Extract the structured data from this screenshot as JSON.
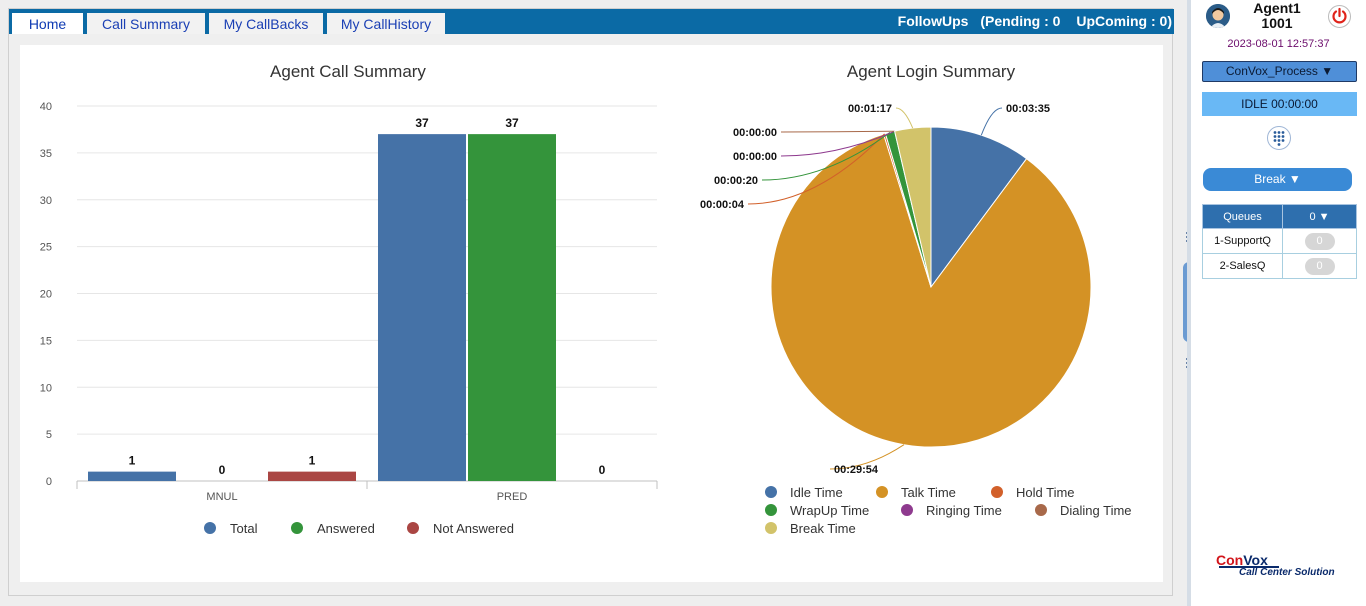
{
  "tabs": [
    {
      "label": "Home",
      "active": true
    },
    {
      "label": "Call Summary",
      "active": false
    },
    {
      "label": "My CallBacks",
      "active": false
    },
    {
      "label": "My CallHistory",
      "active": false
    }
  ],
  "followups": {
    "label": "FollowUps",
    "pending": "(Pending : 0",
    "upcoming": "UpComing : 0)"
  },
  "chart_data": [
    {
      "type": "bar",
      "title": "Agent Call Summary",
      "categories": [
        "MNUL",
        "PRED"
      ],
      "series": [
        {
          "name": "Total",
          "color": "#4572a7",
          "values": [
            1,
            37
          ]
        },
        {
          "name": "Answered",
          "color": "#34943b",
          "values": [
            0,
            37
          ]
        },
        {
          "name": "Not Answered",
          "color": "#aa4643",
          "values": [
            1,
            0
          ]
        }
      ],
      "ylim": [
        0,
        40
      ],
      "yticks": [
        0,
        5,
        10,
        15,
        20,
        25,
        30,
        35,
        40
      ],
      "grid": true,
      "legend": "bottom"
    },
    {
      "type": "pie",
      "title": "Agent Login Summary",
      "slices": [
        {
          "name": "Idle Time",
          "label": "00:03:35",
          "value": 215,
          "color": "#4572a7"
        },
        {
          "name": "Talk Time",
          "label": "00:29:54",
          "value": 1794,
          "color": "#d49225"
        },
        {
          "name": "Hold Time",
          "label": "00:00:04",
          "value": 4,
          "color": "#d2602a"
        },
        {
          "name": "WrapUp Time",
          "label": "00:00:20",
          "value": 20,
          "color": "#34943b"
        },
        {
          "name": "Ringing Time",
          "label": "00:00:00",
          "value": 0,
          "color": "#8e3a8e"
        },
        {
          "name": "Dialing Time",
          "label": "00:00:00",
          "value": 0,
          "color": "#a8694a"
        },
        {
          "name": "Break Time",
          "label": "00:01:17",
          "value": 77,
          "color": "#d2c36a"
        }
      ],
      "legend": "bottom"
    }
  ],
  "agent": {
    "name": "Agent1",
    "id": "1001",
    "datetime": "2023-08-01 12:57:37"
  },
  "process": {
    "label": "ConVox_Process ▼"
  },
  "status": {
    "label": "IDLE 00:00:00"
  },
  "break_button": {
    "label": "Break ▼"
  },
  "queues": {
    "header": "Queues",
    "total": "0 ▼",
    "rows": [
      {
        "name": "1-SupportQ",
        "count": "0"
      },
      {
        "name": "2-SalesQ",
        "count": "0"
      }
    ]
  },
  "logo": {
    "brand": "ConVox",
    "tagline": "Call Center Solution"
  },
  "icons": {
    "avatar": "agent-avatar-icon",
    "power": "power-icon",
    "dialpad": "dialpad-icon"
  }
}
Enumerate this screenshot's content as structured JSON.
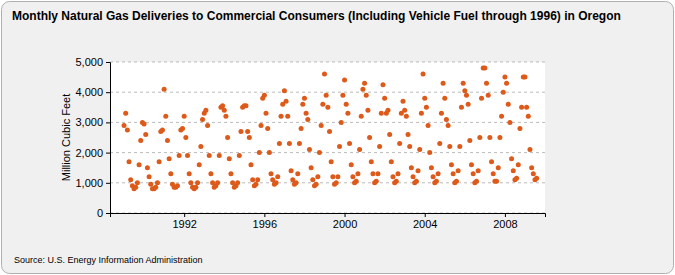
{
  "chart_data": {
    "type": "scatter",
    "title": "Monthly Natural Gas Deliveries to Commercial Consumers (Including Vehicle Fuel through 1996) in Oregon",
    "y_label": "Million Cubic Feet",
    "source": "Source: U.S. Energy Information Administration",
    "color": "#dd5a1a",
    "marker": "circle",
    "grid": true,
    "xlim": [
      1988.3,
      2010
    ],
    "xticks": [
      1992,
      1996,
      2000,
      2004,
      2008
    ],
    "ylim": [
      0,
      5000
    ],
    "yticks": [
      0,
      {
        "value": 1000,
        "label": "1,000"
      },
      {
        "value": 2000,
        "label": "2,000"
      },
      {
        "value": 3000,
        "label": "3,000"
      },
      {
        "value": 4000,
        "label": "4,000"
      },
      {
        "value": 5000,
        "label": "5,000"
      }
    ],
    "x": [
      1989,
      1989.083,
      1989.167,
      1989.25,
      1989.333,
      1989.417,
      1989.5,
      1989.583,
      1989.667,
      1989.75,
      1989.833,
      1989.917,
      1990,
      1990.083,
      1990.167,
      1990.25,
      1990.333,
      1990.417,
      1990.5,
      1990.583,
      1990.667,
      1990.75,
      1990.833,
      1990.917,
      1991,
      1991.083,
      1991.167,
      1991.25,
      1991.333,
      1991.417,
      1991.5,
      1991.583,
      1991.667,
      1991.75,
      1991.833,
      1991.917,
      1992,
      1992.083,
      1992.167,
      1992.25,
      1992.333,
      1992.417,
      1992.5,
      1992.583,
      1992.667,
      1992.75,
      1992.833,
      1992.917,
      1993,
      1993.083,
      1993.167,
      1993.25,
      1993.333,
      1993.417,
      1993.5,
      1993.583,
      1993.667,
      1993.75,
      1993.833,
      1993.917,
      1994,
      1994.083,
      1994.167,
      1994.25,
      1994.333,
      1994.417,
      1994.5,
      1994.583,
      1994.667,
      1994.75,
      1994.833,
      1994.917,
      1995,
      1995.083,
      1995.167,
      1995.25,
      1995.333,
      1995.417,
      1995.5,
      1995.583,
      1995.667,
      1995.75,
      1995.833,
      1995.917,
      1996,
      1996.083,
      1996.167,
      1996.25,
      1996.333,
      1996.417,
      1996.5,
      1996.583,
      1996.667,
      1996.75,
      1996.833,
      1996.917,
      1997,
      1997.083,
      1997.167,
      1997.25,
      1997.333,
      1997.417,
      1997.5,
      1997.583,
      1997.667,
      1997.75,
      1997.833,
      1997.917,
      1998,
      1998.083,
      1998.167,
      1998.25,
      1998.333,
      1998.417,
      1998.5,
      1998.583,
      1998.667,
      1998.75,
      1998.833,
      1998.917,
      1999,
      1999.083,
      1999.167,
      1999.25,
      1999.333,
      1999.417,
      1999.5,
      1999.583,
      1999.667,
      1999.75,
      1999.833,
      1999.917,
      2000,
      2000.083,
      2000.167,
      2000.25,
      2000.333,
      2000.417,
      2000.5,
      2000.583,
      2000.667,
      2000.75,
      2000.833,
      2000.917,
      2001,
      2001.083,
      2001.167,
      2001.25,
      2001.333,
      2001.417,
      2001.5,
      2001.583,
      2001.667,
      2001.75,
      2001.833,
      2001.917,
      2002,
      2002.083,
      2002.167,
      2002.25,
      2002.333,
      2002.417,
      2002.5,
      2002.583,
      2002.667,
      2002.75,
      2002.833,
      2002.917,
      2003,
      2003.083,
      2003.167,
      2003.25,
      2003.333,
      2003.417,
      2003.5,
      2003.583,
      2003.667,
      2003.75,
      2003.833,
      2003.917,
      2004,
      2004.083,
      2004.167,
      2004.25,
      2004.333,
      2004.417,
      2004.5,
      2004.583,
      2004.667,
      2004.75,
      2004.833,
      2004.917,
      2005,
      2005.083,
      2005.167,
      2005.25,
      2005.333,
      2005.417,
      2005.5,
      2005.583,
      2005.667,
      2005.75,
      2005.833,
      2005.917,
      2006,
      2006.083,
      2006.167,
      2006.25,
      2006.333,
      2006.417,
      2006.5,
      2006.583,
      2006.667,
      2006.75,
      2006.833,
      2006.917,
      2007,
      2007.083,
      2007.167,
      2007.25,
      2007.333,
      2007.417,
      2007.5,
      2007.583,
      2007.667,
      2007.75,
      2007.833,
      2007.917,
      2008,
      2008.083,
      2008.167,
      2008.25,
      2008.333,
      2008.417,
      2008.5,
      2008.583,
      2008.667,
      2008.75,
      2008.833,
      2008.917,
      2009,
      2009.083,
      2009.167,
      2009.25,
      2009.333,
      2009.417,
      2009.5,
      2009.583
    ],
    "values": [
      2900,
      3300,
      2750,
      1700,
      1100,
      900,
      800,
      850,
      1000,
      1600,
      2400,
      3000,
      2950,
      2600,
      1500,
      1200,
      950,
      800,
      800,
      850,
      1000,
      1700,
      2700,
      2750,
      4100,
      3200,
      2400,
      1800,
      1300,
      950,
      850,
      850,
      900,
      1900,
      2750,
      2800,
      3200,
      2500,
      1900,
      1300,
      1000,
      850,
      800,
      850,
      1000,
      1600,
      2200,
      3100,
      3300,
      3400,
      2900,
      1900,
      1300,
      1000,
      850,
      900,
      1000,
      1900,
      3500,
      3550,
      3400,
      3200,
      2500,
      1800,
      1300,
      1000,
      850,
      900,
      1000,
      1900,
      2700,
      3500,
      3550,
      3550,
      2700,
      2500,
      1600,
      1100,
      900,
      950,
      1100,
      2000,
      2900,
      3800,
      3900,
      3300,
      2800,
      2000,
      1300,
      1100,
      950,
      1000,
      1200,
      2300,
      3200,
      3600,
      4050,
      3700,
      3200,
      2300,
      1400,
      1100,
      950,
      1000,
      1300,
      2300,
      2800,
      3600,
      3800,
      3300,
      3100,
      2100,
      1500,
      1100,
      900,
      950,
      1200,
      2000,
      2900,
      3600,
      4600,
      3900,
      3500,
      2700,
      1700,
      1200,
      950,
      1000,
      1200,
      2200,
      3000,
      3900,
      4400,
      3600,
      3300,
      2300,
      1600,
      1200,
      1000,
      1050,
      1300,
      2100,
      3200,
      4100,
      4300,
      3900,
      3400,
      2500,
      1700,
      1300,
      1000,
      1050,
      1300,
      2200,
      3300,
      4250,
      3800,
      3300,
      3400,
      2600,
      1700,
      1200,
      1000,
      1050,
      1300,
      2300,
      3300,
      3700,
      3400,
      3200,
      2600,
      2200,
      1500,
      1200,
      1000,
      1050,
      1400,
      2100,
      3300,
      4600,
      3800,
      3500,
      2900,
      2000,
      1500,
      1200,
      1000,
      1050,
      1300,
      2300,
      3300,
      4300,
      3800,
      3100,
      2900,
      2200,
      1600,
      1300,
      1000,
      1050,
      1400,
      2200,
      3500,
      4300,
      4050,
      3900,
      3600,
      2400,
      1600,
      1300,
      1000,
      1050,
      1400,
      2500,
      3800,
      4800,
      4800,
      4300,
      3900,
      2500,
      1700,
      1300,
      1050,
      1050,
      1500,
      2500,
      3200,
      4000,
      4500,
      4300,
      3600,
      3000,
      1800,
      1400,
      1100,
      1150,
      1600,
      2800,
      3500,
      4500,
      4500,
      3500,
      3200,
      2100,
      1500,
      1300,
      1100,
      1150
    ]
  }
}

■ ■ ■ ■

* **Instructions to follow**
Your task is to report how many lines of the material include the string "Summary". Give the number and no other words.

* **Exercise result**
3